## Task objective
Search the entries for the word "暂未记录" and pull out each line that has it.

* * *

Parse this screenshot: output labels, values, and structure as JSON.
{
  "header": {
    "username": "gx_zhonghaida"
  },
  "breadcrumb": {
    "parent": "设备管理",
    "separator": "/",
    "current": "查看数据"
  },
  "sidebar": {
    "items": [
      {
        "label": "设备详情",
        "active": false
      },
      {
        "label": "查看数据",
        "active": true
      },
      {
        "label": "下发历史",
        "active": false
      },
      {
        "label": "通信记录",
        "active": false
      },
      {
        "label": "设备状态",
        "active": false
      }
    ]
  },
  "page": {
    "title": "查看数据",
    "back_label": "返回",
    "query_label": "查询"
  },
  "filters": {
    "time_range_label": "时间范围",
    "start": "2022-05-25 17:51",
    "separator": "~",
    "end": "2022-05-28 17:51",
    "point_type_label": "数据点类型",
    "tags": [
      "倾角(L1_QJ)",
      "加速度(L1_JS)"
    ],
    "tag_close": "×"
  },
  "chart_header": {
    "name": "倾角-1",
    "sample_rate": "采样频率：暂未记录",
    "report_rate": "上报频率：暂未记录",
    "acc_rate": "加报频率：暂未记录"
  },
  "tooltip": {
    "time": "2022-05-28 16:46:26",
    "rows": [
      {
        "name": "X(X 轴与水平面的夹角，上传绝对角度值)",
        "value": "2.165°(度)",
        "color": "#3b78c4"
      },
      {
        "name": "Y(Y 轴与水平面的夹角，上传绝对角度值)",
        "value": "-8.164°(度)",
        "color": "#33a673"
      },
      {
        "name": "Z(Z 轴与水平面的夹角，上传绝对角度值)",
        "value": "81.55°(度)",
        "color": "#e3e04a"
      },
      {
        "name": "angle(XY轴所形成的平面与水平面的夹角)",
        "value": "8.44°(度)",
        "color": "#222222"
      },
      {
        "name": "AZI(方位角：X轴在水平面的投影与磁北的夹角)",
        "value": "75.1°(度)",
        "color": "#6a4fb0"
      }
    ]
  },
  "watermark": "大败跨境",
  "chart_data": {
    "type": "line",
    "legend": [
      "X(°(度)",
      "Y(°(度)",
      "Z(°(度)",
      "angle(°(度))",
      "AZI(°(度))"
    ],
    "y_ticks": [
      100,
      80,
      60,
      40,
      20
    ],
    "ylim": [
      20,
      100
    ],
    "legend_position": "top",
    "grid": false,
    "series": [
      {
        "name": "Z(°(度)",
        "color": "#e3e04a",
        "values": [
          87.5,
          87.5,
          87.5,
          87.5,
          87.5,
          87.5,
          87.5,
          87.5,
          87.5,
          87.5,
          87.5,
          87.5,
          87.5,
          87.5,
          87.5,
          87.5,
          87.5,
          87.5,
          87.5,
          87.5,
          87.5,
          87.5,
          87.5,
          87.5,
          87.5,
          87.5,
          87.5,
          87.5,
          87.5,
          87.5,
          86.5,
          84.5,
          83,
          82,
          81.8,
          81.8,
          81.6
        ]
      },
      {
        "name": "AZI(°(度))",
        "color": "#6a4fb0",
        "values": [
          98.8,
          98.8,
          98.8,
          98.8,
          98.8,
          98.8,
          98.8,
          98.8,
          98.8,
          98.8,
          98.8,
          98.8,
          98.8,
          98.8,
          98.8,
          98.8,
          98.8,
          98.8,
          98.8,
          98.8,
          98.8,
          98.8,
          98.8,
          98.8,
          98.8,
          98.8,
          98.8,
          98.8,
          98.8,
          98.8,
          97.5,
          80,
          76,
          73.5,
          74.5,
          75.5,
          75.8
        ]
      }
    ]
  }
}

* * *

## Task response
    "sample_rate": "采样频率：暂未记录",
    "report_rate": "上报频率：暂未记录",
    "acc_rate": "加报频率：暂未记录"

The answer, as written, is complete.